Task goal:
Images are not part of the copy; transcribe all the data exactly.

Records to process:
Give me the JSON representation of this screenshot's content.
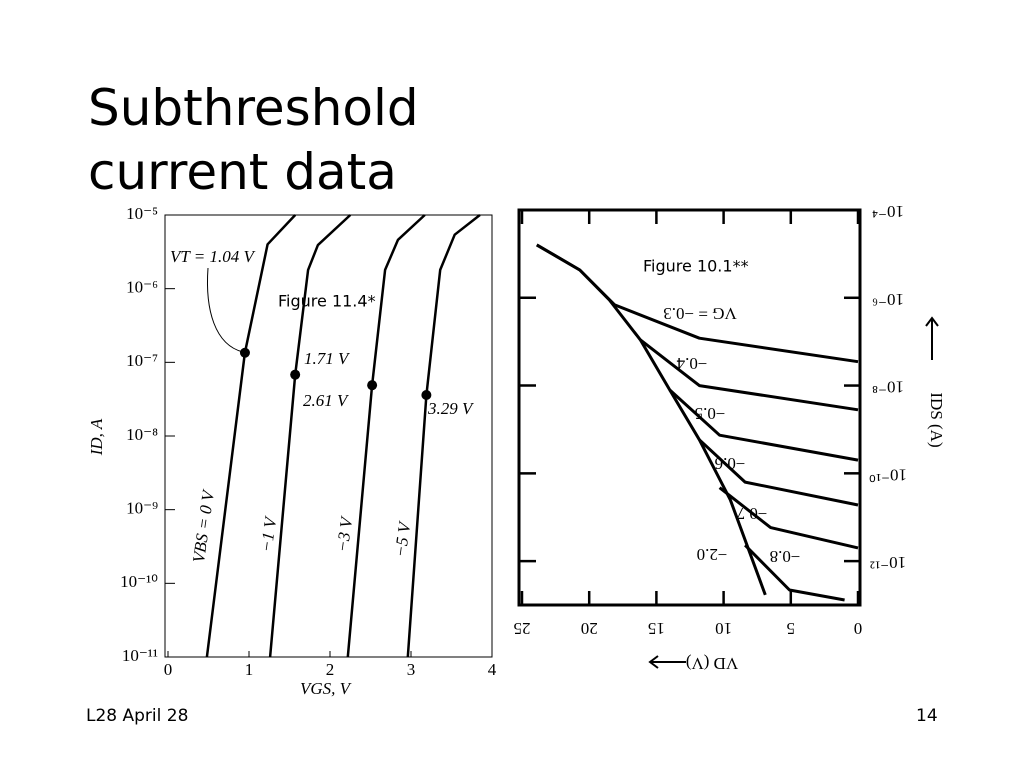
{
  "slide": {
    "title": "Subthreshold current data",
    "footer": "L28 April 28",
    "page_number": "14"
  },
  "chart_data": [
    {
      "type": "line",
      "title": "Figure 11.4*",
      "x_label": "VGS, V",
      "y_label": "ID, A",
      "log_y": true,
      "xlim": [
        0,
        4
      ],
      "xticks": [
        0,
        1,
        2,
        3,
        4
      ],
      "ylim": [
        1e-11,
        1e-05
      ],
      "yticks": [
        {
          "value": 1e-11,
          "label": "10⁻¹¹"
        },
        {
          "value": 1e-10,
          "label": "10⁻¹⁰"
        },
        {
          "value": 1e-09,
          "label": "10⁻⁹"
        },
        {
          "value": 1e-08,
          "label": "10⁻⁸"
        },
        {
          "value": 1e-07,
          "label": "10⁻⁷"
        },
        {
          "value": 1e-06,
          "label": "10⁻⁶"
        },
        {
          "value": 1e-05,
          "label": "10⁻⁵"
        }
      ],
      "color": "#000000",
      "series": [
        {
          "name": "VBS = 0 V",
          "x": [
            0.48,
            0.95,
            1.23,
            1.57
          ],
          "values": [
            1e-11,
            1.35e-07,
            4e-06,
            1e-05
          ]
        },
        {
          "name": "−1 V",
          "x": [
            1.26,
            1.57,
            1.73,
            1.85,
            2.25
          ],
          "values": [
            1e-11,
            6.8e-08,
            1.8e-06,
            3.9e-06,
            1e-05
          ]
        },
        {
          "name": "−3 V",
          "x": [
            2.22,
            2.52,
            2.68,
            2.84,
            3.17
          ],
          "values": [
            1e-11,
            4.9e-08,
            1.8e-06,
            4.6e-06,
            1e-05
          ]
        },
        {
          "name": "−5 V",
          "x": [
            2.96,
            3.19,
            3.36,
            3.54,
            3.85
          ],
          "values": [
            1e-11,
            3.6e-08,
            1.8e-06,
            5.4e-06,
            1e-05
          ]
        }
      ],
      "annotations": [
        "VT = 1.04 V",
        "1.71 V",
        "2.61 V",
        "3.29 V"
      ]
    },
    {
      "type": "line",
      "title": "Figure 10.1**",
      "x_label": "VD (V)",
      "y_label": "IDS (A)",
      "log_y": true,
      "xlim": [
        25,
        0
      ],
      "xticks": [
        0,
        5,
        10,
        15,
        20,
        25
      ],
      "ylim": [
        1e-13,
        0.0001
      ],
      "yticks": [
        {
          "value": 0.0001,
          "label": "10⁻⁴"
        },
        {
          "value": 1e-06,
          "label": "10⁻⁶"
        },
        {
          "value": 1e-08,
          "label": "10⁻⁸"
        },
        {
          "value": 1e-10,
          "label": "10⁻¹⁰"
        },
        {
          "value": 1e-12,
          "label": "10⁻¹²"
        }
      ],
      "color": "#000000",
      "series": [
        {
          "name": "VG = −0.3",
          "x": [
            23.9,
            20.7,
            18.1,
            11.8,
            0
          ],
          "values": [
            1.6e-05,
            4.3e-06,
            6.9e-07,
            1.2e-07,
            3.5e-08
          ]
        },
        {
          "name": "−0.4",
          "x": [
            16.2,
            11.8,
            0
          ],
          "values": [
            1.1e-07,
            1e-08,
            2.8e-09
          ]
        },
        {
          "name": "−0.5",
          "x": [
            14.0,
            10.3,
            0
          ],
          "values": [
            7.9e-09,
            7.4e-10,
            2e-10
          ]
        },
        {
          "name": "−0.6",
          "x": [
            11.8,
            8.4,
            0
          ],
          "values": [
            5.8e-10,
            6.3e-11,
            1.9e-11
          ]
        },
        {
          "name": "−0.7",
          "x": [
            10.3,
            6.5,
            0
          ],
          "values": [
            4.7e-11,
            5.8e-12,
            2e-12
          ]
        },
        {
          "name": "−0.8",
          "x": [
            8.4,
            5.1,
            1.0
          ],
          "values": [
            2.3e-12,
            2.2e-13,
            1.3e-13
          ]
        },
        {
          "name": "−2.0",
          "x": [
            23.9,
            20.7,
            18.5,
            16.2,
            14.0,
            11.8,
            9.5,
            6.9
          ],
          "values": [
            1.6e-05,
            4.3e-06,
            8.9e-07,
            1.1e-07,
            7.9e-09,
            5.8e-10,
            2.5e-11,
            1.7e-13
          ]
        }
      ]
    }
  ]
}
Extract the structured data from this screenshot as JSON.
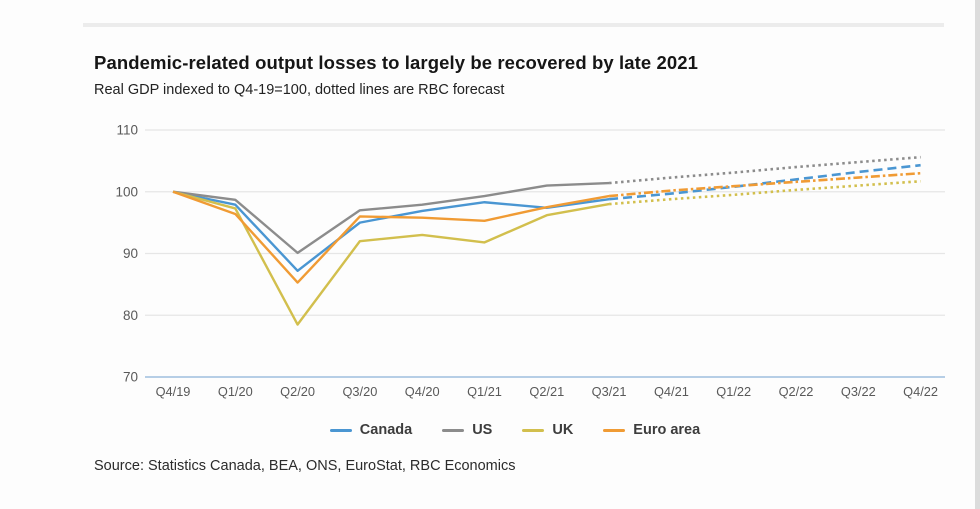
{
  "header": {
    "title": "Pandemic-related output losses to largely be recovered by late 2021",
    "subtitle": "Real GDP indexed to Q4-19=100, dotted lines are RBC forecast"
  },
  "source": "Source: Statistics Canada, BEA, ONS, EuroStat, RBC Economics",
  "chart_data": {
    "type": "line",
    "title": "Pandemic-related output losses to largely be recovered by late 2021",
    "subtitle": "Real GDP indexed to Q4-19=100, dotted lines are RBC forecast",
    "categories": [
      "Q4/19",
      "Q1/20",
      "Q2/20",
      "Q3/20",
      "Q4/20",
      "Q1/21",
      "Q2/21",
      "Q3/21",
      "Q4/21",
      "Q1/22",
      "Q2/22",
      "Q3/22",
      "Q4/22"
    ],
    "ylim": [
      70,
      110
    ],
    "yticks": [
      110,
      100,
      90,
      80,
      70
    ],
    "grid": "horizontal",
    "grid_color": "#e6e6e6",
    "baseline_color": "#9ebfde",
    "tick_label_color": "#595959",
    "legend_position": "bottom",
    "forecast_note": "dotted segments from Q3/21 onward are RBC forecast",
    "series": [
      {
        "name": "Canada",
        "color": "#4a96d2",
        "actual": [
          100,
          97.9,
          87.2,
          95.0,
          96.9,
          98.3,
          97.4,
          98.8
        ],
        "forecast": [
          98.8,
          99.7,
          100.8,
          102.0,
          103.2,
          104.3
        ],
        "dash": "9,5"
      },
      {
        "name": "US",
        "color": "#8c8c8c",
        "actual": [
          100,
          98.7,
          90.1,
          97.0,
          97.9,
          99.3,
          101.0,
          101.4
        ],
        "forecast": [
          101.4,
          102.3,
          103.1,
          104.0,
          104.8,
          105.6
        ],
        "dash": "2.5,3.5"
      },
      {
        "name": "UK",
        "color": "#d2bf4d",
        "actual": [
          100,
          97.3,
          78.5,
          92.0,
          93.0,
          91.8,
          96.2,
          98.0
        ],
        "forecast": [
          98.0,
          98.8,
          99.5,
          100.3,
          101.0,
          101.7
        ],
        "dash": "2.5,3.5"
      },
      {
        "name": "Euro area",
        "color": "#f09b34",
        "actual": [
          100,
          96.4,
          85.3,
          96.0,
          95.8,
          95.3,
          97.5,
          99.3
        ],
        "forecast": [
          99.3,
          100.2,
          100.9,
          101.6,
          102.3,
          103.0
        ],
        "dash": "9,3,2.5,3"
      }
    ]
  }
}
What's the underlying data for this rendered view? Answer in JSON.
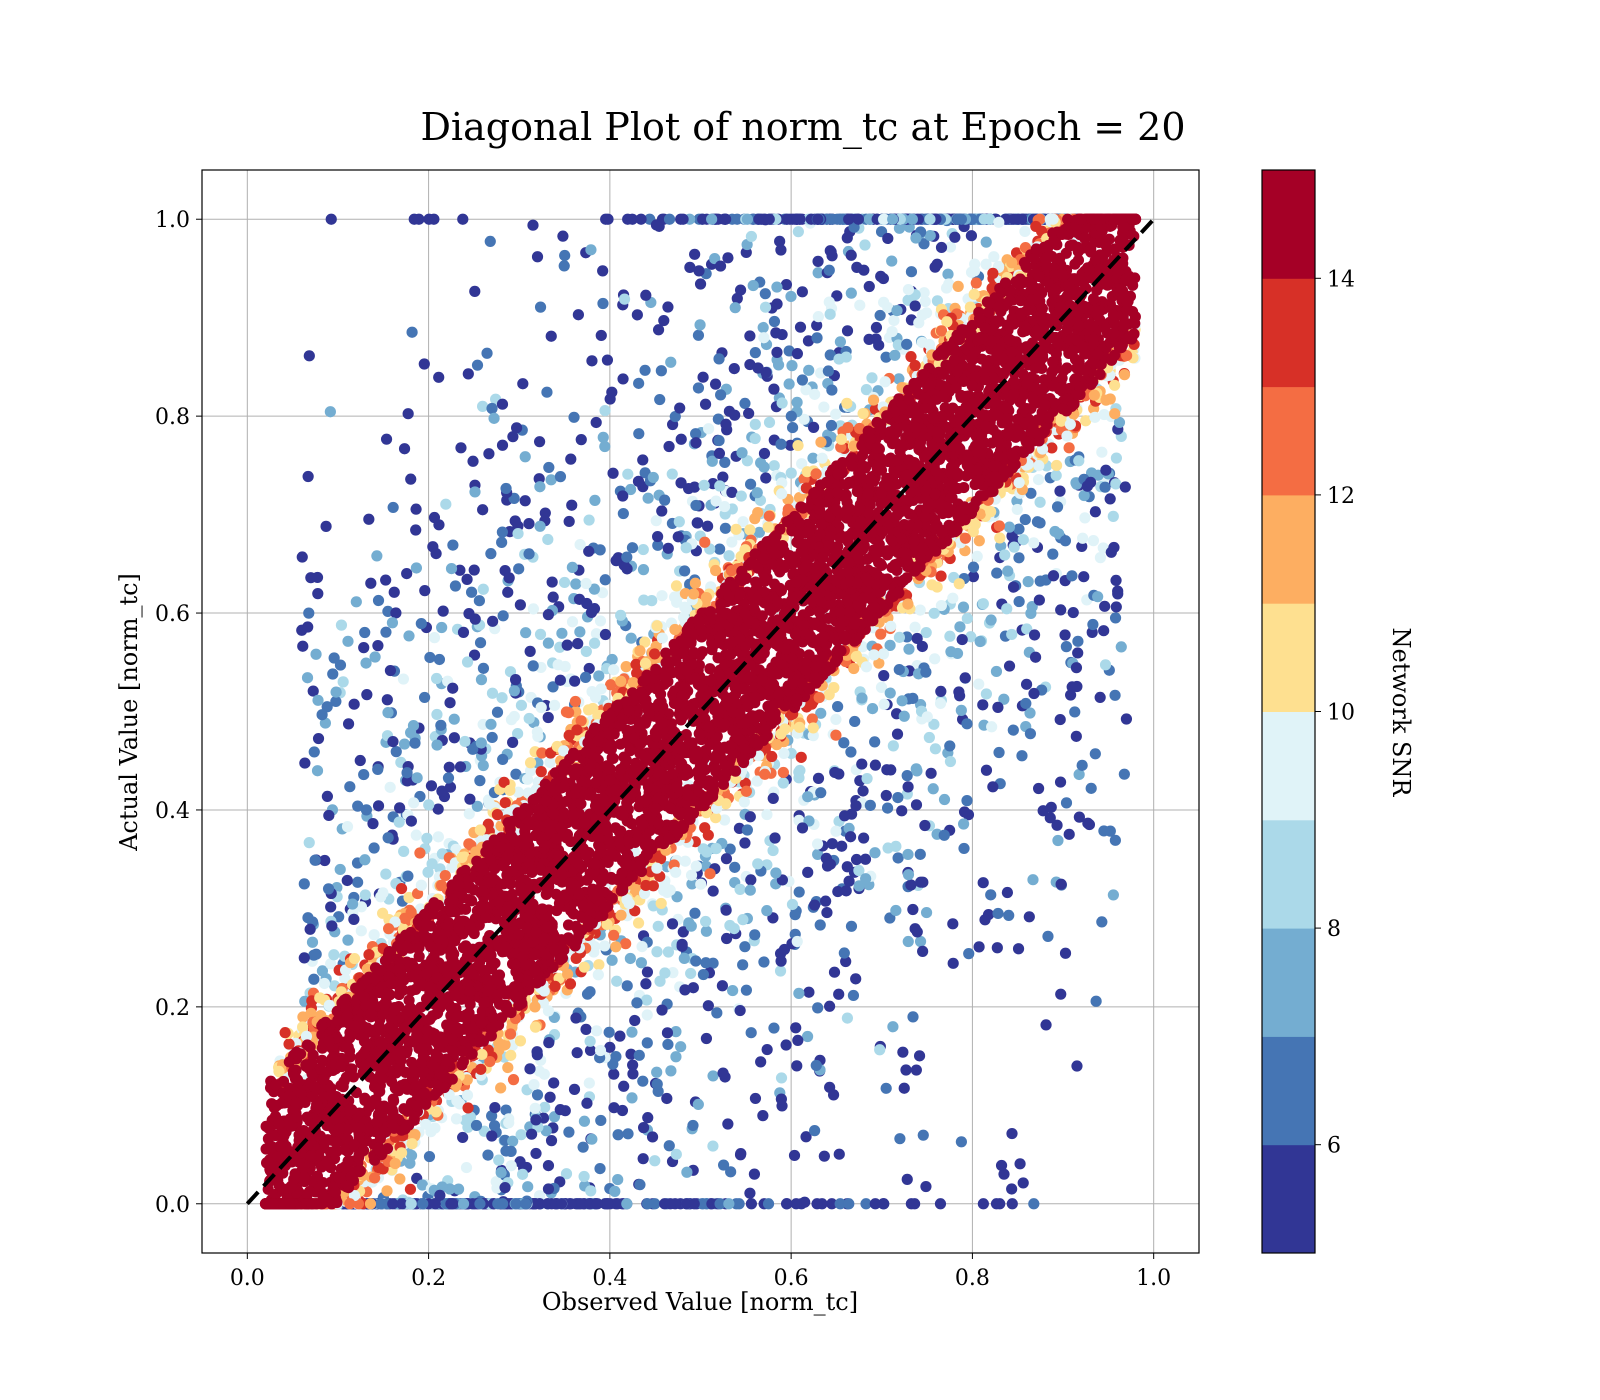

Exercise answer:
Give me the JSON representation of this screenshot's content.
{
  "slide": {
    "title": "Subthreshold current data",
    "footer": "L28 April 28",
    "page_number": "14"
  },
  "chart_data": [
    {
      "type": "line",
      "title": "Figure 11.4*",
      "x_label": "VGS, V",
      "y_label": "ID, A",
      "log_y": true,
      "xlim": [
        0,
        4
      ],
      "xticks": [
        0,
        1,
        2,
        3,
        4
      ],
      "ylim": [
        1e-11,
        1e-05
      ],
      "yticks": [
        {
          "value": 1e-11,
          "label": "10⁻¹¹"
        },
        {
          "value": 1e-10,
          "label": "10⁻¹⁰"
        },
        {
          "value": 1e-09,
          "label": "10⁻⁹"
        },
        {
          "value": 1e-08,
          "label": "10⁻⁸"
        },
        {
          "value": 1e-07,
          "label": "10⁻⁷"
        },
        {
          "value": 1e-06,
          "label": "10⁻⁶"
        },
        {
          "value": 1e-05,
          "label": "10⁻⁵"
        }
      ],
      "color": "#000000",
      "series": [
        {
          "name": "VBS = 0 V",
          "x": [
            0.48,
            0.95,
            1.23,
            1.57
          ],
          "values": [
            1e-11,
            1.35e-07,
            4e-06,
            1e-05
          ]
        },
        {
          "name": "−1 V",
          "x": [
            1.26,
            1.57,
            1.73,
            1.85,
            2.25
          ],
          "values": [
            1e-11,
            6.8e-08,
            1.8e-06,
            3.9e-06,
            1e-05
          ]
        },
        {
          "name": "−3 V",
          "x": [
            2.22,
            2.52,
            2.68,
            2.84,
            3.17
          ],
          "values": [
            1e-11,
            4.9e-08,
            1.8e-06,
            4.6e-06,
            1e-05
          ]
        },
        {
          "name": "−5 V",
          "x": [
            2.96,
            3.19,
            3.36,
            3.54,
            3.85
          ],
          "values": [
            1e-11,
            3.6e-08,
            1.8e-06,
            5.4e-06,
            1e-05
          ]
        }
      ],
      "annotations": [
        "VT = 1.04 V",
        "1.71 V",
        "2.61 V",
        "3.29 V"
      ]
    },
    {
      "type": "line",
      "title": "Figure 10.1**",
      "x_label": "VD (V)",
      "y_label": "IDS (A)",
      "log_y": true,
      "xlim": [
        25,
        0
      ],
      "xticks": [
        0,
        5,
        10,
        15,
        20,
        25
      ],
      "ylim": [
        1e-13,
        0.0001
      ],
      "yticks": [
        {
          "value": 0.0001,
          "label": "10⁻⁴"
        },
        {
          "value": 1e-06,
          "label": "10⁻⁶"
        },
        {
          "value": 1e-08,
          "label": "10⁻⁸"
        },
        {
          "value": 1e-10,
          "label": "10⁻¹⁰"
        },
        {
          "value": 1e-12,
          "label": "10⁻¹²"
        }
      ],
      "color": "#000000",
      "series": [
        {
          "name": "VG = −0.3",
          "x": [
            23.9,
            20.7,
            18.1,
            11.8,
            0
          ],
          "values": [
            1.6e-05,
            4.3e-06,
            6.9e-07,
            1.2e-07,
            3.5e-08
          ]
        },
        {
          "name": "−0.4",
          "x": [
            16.2,
            11.8,
            0
          ],
          "values": [
            1.1e-07,
            1e-08,
            2.8e-09
          ]
        },
        {
          "name": "−0.5",
          "x": [
            14.0,
            10.3,
            0
          ],
          "values": [
            7.9e-09,
            7.4e-10,
            2e-10
          ]
        },
        {
          "name": "−0.6",
          "x": [
            11.8,
            8.4,
            0
          ],
          "values": [
            5.8e-10,
            6.3e-11,
            1.9e-11
          ]
        },
        {
          "name": "−0.7",
          "x": [
            10.3,
            6.5,
            0
          ],
          "values": [
            4.7e-11,
            5.8e-12,
            2e-12
          ]
        },
        {
          "name": "−0.8",
          "x": [
            8.4,
            5.1,
            1.0
          ],
          "values": [
            2.3e-12,
            2.2e-13,
            1.3e-13
          ]
        },
        {
          "name": "−2.0",
          "x": [
            23.9,
            20.7,
            18.5,
            16.2,
            14.0,
            11.8,
            9.5,
            6.9
          ],
          "values": [
            1.6e-05,
            4.3e-06,
            8.9e-07,
            1.1e-07,
            7.9e-09,
            5.8e-10,
            2.5e-11,
            1.7e-13
          ]
        }
      ]
    }
  ]
}
Extract the structured data from this screenshot as JSON.
{
  "header": {
    "title": "Pandemic-related output losses to largely be recovered by late 2021",
    "subtitle": "Real GDP indexed to Q4-19=100, dotted lines are RBC forecast"
  },
  "source": "Source: Statistics Canada, BEA, ONS, EuroStat, RBC Economics",
  "chart_data": {
    "type": "line",
    "title": "Pandemic-related output losses to largely be recovered by late 2021",
    "subtitle": "Real GDP indexed to Q4-19=100, dotted lines are RBC forecast",
    "categories": [
      "Q4/19",
      "Q1/20",
      "Q2/20",
      "Q3/20",
      "Q4/20",
      "Q1/21",
      "Q2/21",
      "Q3/21",
      "Q4/21",
      "Q1/22",
      "Q2/22",
      "Q3/22",
      "Q4/22"
    ],
    "ylim": [
      70,
      110
    ],
    "yticks": [
      110,
      100,
      90,
      80,
      70
    ],
    "grid": "horizontal",
    "grid_color": "#e6e6e6",
    "baseline_color": "#9ebfde",
    "tick_label_color": "#595959",
    "legend_position": "bottom",
    "forecast_note": "dotted segments from Q3/21 onward are RBC forecast",
    "series": [
      {
        "name": "Canada",
        "color": "#4a96d2",
        "actual": [
          100,
          97.9,
          87.2,
          95.0,
          96.9,
          98.3,
          97.4,
          98.8
        ],
        "forecast": [
          98.8,
          99.7,
          100.8,
          102.0,
          103.2,
          104.3
        ],
        "dash": "9,5"
      },
      {
        "name": "US",
        "color": "#8c8c8c",
        "actual": [
          100,
          98.7,
          90.1,
          97.0,
          97.9,
          99.3,
          101.0,
          101.4
        ],
        "forecast": [
          101.4,
          102.3,
          103.1,
          104.0,
          104.8,
          105.6
        ],
        "dash": "2.5,3.5"
      },
      {
        "name": "UK",
        "color": "#d2bf4d",
        "actual": [
          100,
          97.3,
          78.5,
          92.0,
          93.0,
          91.8,
          96.2,
          98.0
        ],
        "forecast": [
          98.0,
          98.8,
          99.5,
          100.3,
          101.0,
          101.7
        ],
        "dash": "2.5,3.5"
      },
      {
        "name": "Euro area",
        "color": "#f09b34",
        "actual": [
          100,
          96.4,
          85.3,
          96.0,
          95.8,
          95.3,
          97.5,
          99.3
        ],
        "forecast": [
          99.3,
          100.2,
          100.9,
          101.6,
          102.3,
          103.0
        ],
        "dash": "9,3,2.5,3"
      }
    ]
  }
}
What's the underlying data for this rendered view? Answer in JSON.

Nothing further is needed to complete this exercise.